Below are some records; work out how many of their lines contain "logo" and give the number only.

━━━━━━━━━━━━━━━━━━━━

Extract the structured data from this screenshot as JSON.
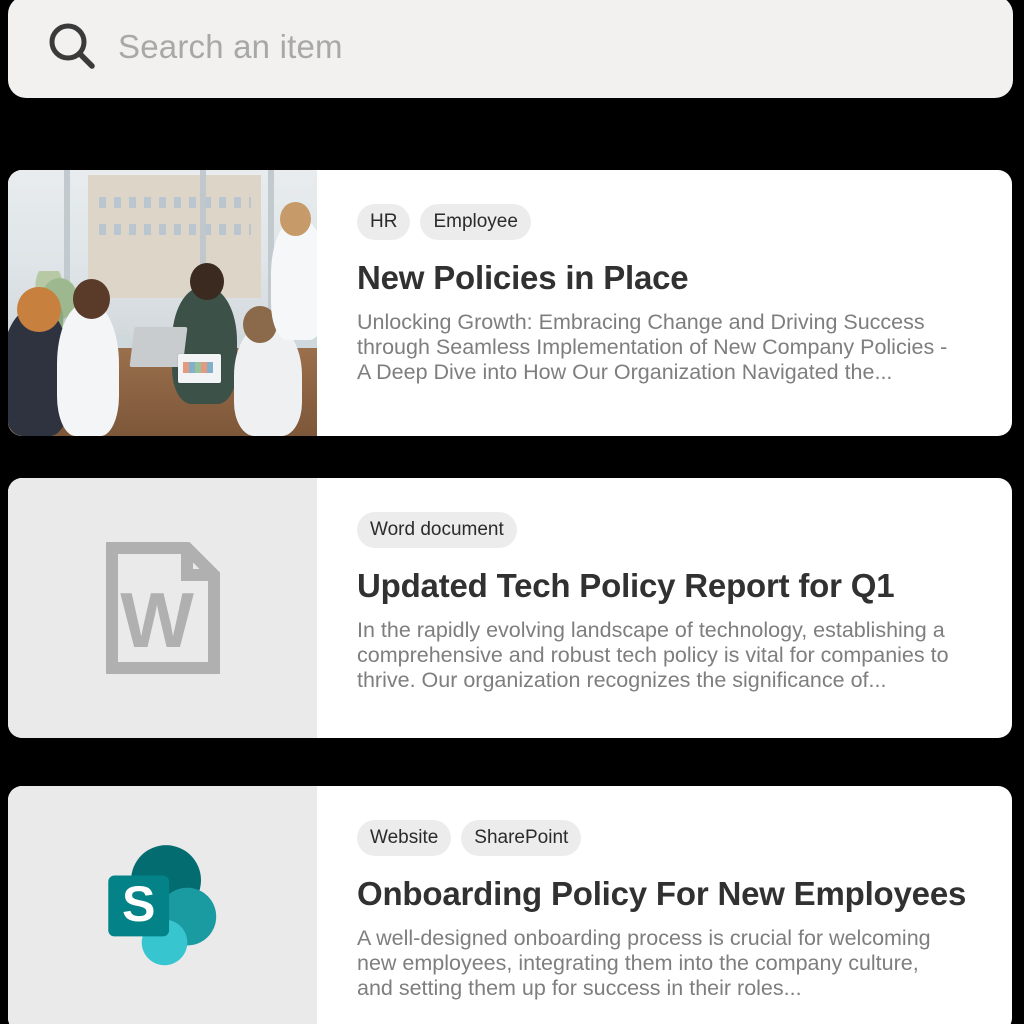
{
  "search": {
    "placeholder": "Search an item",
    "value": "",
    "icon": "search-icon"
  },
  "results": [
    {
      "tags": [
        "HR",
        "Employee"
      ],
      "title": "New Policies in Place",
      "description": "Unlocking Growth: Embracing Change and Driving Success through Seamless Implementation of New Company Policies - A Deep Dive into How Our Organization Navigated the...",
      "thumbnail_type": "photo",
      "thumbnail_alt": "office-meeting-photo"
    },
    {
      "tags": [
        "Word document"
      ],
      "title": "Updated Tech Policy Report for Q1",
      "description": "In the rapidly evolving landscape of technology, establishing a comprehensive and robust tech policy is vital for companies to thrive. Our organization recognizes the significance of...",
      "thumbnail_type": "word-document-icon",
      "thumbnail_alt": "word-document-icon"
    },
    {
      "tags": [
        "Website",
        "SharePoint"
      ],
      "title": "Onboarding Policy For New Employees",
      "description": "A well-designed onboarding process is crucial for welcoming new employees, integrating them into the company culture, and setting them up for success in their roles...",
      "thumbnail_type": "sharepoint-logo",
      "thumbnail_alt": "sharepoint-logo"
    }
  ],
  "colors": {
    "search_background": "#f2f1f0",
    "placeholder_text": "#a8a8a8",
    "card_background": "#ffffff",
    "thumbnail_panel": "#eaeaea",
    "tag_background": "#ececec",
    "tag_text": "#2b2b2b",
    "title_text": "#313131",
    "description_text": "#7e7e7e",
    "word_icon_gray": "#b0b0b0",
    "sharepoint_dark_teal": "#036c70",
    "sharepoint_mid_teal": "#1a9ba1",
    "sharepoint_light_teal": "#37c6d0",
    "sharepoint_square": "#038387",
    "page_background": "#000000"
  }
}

━━━━━━━━━━━━━━━━━━━━

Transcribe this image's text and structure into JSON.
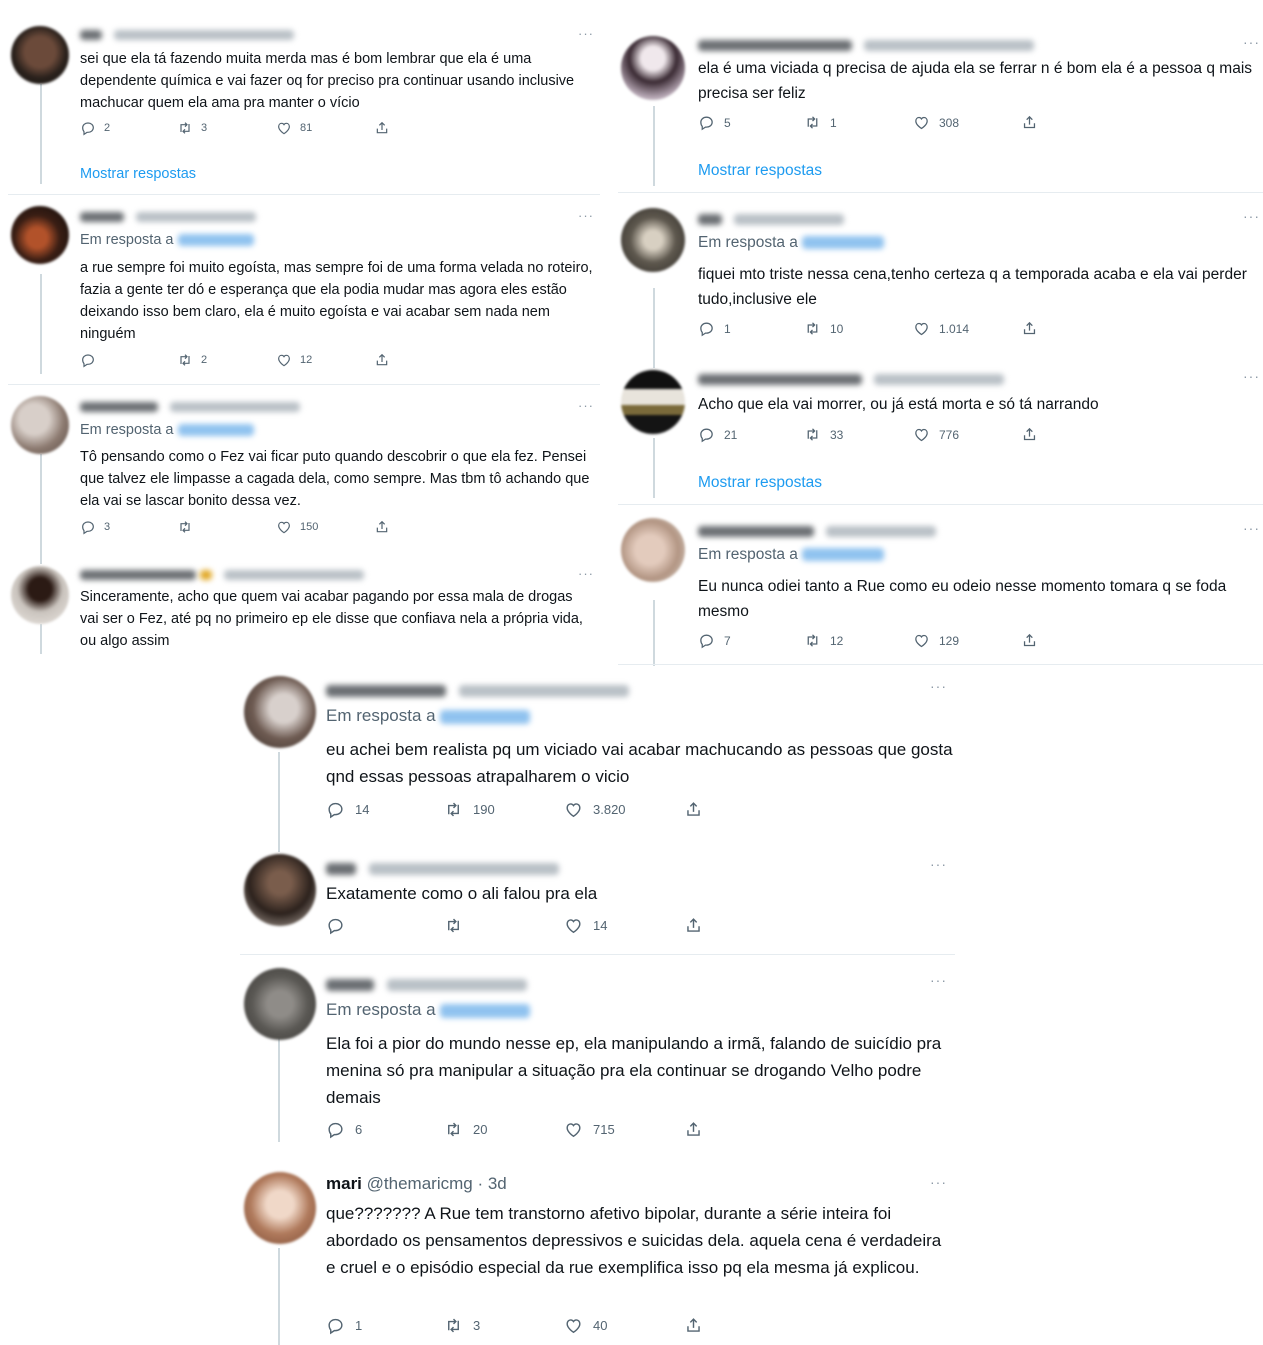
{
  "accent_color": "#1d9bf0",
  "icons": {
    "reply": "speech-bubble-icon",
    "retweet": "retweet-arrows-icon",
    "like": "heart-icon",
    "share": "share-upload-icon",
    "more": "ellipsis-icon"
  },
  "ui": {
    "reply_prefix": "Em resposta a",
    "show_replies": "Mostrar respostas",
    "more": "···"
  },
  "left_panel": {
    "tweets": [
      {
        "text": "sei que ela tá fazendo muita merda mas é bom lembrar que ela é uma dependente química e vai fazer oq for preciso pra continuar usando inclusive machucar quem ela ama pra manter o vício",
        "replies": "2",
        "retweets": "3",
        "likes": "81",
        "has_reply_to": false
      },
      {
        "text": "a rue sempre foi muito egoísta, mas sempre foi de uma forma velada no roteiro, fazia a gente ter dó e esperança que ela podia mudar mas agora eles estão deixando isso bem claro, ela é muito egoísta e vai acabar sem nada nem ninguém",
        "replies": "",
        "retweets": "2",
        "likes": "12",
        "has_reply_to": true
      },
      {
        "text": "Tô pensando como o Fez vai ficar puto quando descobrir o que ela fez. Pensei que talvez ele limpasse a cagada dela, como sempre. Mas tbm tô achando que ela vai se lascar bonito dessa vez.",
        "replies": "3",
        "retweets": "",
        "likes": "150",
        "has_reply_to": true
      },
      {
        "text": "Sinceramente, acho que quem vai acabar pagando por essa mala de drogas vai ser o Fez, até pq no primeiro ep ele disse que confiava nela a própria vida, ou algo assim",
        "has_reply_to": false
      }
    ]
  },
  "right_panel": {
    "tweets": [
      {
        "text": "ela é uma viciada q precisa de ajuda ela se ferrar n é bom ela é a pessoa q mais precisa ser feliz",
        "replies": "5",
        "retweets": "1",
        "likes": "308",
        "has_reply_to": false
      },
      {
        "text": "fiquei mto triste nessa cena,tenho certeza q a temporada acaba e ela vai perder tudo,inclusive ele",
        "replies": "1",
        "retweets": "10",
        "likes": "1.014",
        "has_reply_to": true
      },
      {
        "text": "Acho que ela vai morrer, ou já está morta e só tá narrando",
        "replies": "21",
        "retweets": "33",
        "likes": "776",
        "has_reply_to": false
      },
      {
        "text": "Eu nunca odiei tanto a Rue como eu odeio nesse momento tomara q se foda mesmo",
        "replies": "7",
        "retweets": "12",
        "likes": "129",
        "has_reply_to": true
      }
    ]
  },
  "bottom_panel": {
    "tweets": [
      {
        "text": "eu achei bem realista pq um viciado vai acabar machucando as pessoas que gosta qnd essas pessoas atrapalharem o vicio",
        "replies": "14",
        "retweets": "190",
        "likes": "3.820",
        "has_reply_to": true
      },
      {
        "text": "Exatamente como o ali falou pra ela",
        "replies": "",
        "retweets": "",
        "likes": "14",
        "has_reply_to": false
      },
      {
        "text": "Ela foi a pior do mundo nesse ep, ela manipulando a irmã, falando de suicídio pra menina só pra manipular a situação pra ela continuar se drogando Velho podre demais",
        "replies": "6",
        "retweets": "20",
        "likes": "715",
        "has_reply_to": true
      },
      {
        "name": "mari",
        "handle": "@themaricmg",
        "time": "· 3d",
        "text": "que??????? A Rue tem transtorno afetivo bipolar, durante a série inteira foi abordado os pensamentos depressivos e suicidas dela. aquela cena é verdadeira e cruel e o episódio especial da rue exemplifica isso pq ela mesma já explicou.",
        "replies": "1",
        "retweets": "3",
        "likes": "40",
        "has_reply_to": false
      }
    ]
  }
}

━━━━━━━━━━━━━━━━━━━━

= Reply to the exercise =
2